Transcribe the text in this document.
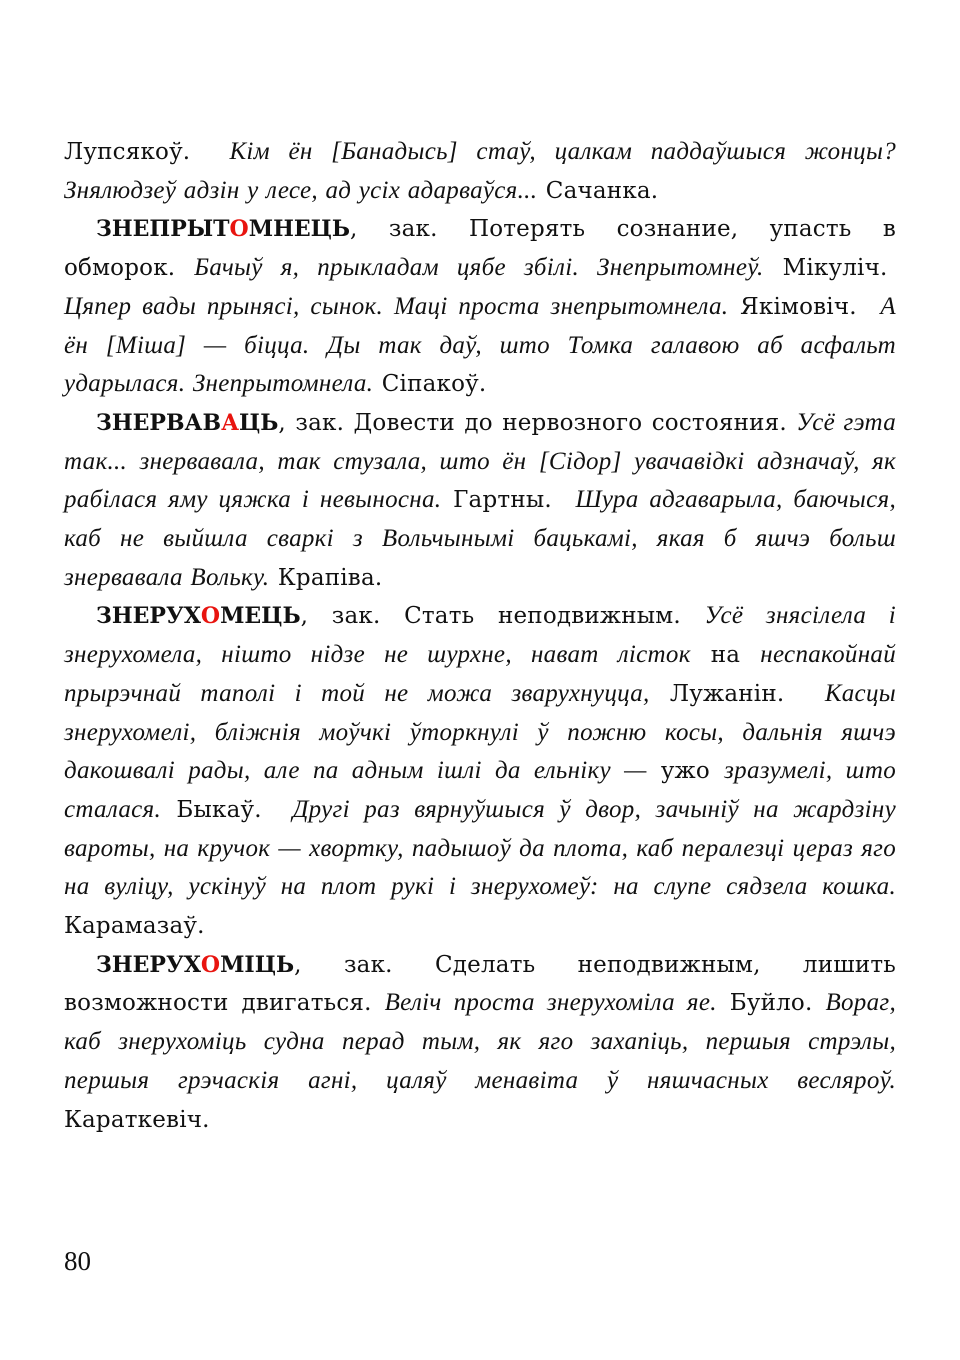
Лупсякоў. Кім ён [Банадысь] стаў, цалкам паддаўшыся жонцы? Знялюдзеў адзін у лесе, ад усіх адарваўся... Сачанка.

ЗНЕПРЫТОМНЕЦЬ, зак. Потерять сознание, упасть в обморок. Бачыў я, прыкладам цябе збілі. Знепрытомнеў. Мікуліч.  Цяпер вады прынясі, сынок. Маці проста знепрытомнела. Якімовіч. А ён [Міша] — біцца. Ды так даў, што Томка галавою аб асфальт ударылася. Знепрытомнела. Сіпакоў.

ЗНЕРВАВАЦЬ, зак. Довести до нервозного состояния. Усё гэта так... знервавала, так стузала, што ён [Сідор] увачавідкі адзначаў, як рабілася яму цяжка і невыносна. Гартны. Шура адгаварыла, баючыся, каб не выйшла сваркі з Вольчынымі бацькамі, якая б яшчэ больш знервавала Вольку. Крапіва.

ЗНЕРУХОМЕЦЬ, зак. Стать неподвижным. Усё знясілела і знерухомела, нішто нідзе не шурхне, нават лісток на неспакойнай прырэчнай таполі і той не можа зварухнуцца, Лужанін. Касцы знерухомелі, бліжнія моўчкі ўторкнулі ў пожню косы, дальнія яшчэ дакошвалі рады, але па адным ішлі да ельніку — ужо зразумелі, што сталася. Быкаў. Другі раз вярнуўшыся ў двор, зачыніў на жардзіну вароты, на кручок — хвортку, падышоў да плота, каб пералезці цераз яго на вуліцу, ускінуў на плот рукі і знерухомеў: на слупе сядзела кошка. Карамазаў.

ЗНЕРУХОМІЦЬ, зак. Сделать неподвижным, лишить возможности двигаться. Веліч проста знерухоміла яе. Буйло. Вораг, каб знерухоміць судна перад тым, як яго захапіць, першыя стрэлы, першыя грэчаскія агні, цаляў менавіта ў няшчасных весляроў. Караткевіч.

80
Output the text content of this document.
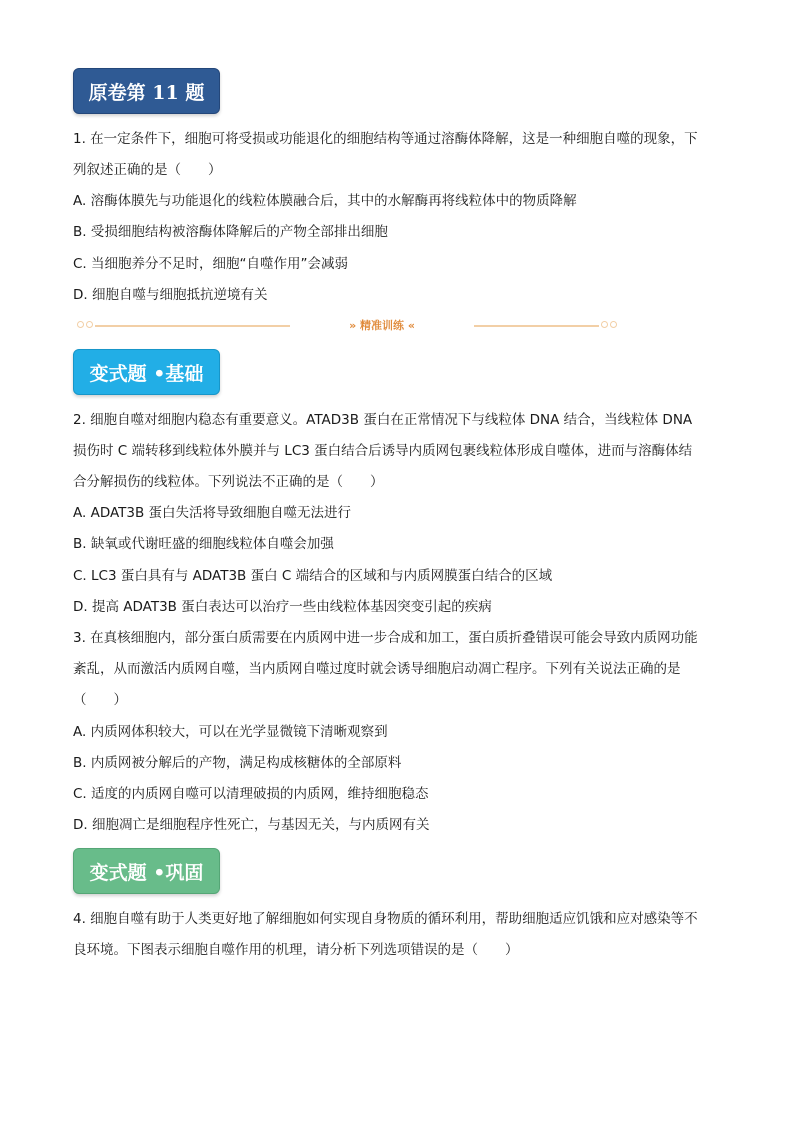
原卷第 11 题
1. 在一定条件下，细胞可将受损或功能退化的细胞结构等通过溶酶体降解，这是一种细胞自噬的现象，下
列叙述正确的是（　　）
A. 溶酶体膜先与功能退化的线粒体膜融合后，其中的水解酶再将线粒体中的物质降解
B. 受损细胞结构被溶酶体降解后的产物全部排出细胞
C. 当细胞养分不足时，细胞“自噬作用”会减弱
D. 细胞自噬与细胞抵抗逆境有关
» 精准训练 «
变式题 •基础
2. 细胞自噬对细胞内稳态有重要意义。ATAD3B 蛋白在正常情况下与线粒体 DNA 结合，当线粒体 DNA
损伤时 C 端转移到线粒体外膜并与 LC3 蛋白结合后诱导内质网包裹线粒体形成自噬体，进而与溶酶体结
合分解损伤的线粒体。下列说法不正确的是（　　）
A. ADAT3B 蛋白失活将导致细胞自噬无法进行
B. 缺氧或代谢旺盛的细胞线粒体自噬会加强
C. LC3 蛋白具有与 ADAT3B 蛋白 C 端结合的区域和与内质网膜蛋白结合的区域
D. 提高 ADAT3B 蛋白表达可以治疗一些由线粒体基因突变引起的疾病
3. 在真核细胞内，部分蛋白质需要在内质网中进一步合成和加工，蛋白质折叠错误可能会导致内质网功能
紊乱，从而激活内质网自噬，当内质网自噬过度时就会诱导细胞启动凋亡程序。下列有关说法正确的是
（　　）
A. 内质网体积较大，可以在光学显微镜下清晰观察到
B. 内质网被分解后的产物，满足构成核糖体的全部原料
C. 适度的内质网自噬可以清理破损的内质网，维持细胞稳态
D. 细胞凋亡是细胞程序性死亡，与基因无关，与内质网有关
变式题 •巩固
4. 细胞自噬有助于人类更好地了解细胞如何实现自身物质的循环利用，帮助细胞适应饥饿和应对感染等不
良环境。下图表示细胞自噬作用的机理，请分析下列选项错误的是（　　）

* * * * * * *

SET EXERCISE: Note every line above where the string "document" shows up, and copy those lines.

RESPONSE BELOW:
Transcribe the text in this document.
Output the text content of this document.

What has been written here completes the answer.